Task goal:
Across the material below, how many lines contain the word "lang"? Give only the number.
○ ○ ○ ○ ○
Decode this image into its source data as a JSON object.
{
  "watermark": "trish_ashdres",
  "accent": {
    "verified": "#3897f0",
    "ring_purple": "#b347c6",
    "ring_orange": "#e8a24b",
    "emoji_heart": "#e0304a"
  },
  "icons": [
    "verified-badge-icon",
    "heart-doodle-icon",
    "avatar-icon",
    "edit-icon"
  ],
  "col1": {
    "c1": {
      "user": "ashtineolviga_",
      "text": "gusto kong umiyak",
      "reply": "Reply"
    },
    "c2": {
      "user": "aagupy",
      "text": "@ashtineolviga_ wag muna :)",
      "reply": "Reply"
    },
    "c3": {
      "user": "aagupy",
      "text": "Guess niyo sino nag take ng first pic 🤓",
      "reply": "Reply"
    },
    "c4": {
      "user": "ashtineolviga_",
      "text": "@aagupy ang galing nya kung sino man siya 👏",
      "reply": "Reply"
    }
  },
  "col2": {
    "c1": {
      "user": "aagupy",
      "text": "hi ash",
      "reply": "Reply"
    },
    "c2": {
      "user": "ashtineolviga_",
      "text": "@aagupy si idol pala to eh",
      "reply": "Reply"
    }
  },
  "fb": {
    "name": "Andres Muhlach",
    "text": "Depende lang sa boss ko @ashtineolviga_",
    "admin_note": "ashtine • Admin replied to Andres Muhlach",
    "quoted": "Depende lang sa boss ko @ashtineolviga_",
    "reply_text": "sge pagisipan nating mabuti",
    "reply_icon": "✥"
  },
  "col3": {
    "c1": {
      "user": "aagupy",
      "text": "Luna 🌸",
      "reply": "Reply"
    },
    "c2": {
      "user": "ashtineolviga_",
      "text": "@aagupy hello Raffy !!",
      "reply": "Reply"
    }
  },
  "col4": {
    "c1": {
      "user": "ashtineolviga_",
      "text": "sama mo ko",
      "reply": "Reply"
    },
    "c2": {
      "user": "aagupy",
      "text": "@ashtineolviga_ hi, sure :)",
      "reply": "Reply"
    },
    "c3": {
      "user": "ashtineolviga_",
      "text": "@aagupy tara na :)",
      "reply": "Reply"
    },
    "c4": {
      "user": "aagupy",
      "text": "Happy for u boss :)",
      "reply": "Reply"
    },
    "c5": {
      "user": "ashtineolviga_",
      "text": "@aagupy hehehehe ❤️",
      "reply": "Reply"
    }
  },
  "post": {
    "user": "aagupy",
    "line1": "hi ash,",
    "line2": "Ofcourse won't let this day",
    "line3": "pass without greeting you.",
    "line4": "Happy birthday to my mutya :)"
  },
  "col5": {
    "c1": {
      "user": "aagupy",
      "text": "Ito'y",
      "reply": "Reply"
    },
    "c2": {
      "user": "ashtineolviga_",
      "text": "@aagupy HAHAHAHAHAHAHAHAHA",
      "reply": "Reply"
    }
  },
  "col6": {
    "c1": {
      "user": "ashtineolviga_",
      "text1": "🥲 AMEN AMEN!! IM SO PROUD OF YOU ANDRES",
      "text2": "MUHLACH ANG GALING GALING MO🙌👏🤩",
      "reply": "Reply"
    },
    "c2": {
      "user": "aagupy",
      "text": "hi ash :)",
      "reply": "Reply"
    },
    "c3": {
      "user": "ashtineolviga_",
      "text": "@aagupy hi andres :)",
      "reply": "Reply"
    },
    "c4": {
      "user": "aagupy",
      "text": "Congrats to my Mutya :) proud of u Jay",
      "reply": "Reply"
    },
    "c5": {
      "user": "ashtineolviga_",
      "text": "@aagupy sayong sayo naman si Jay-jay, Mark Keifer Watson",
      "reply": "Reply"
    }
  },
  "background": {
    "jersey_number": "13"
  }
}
○ ○ ○ ○ ○
Exercise result:
2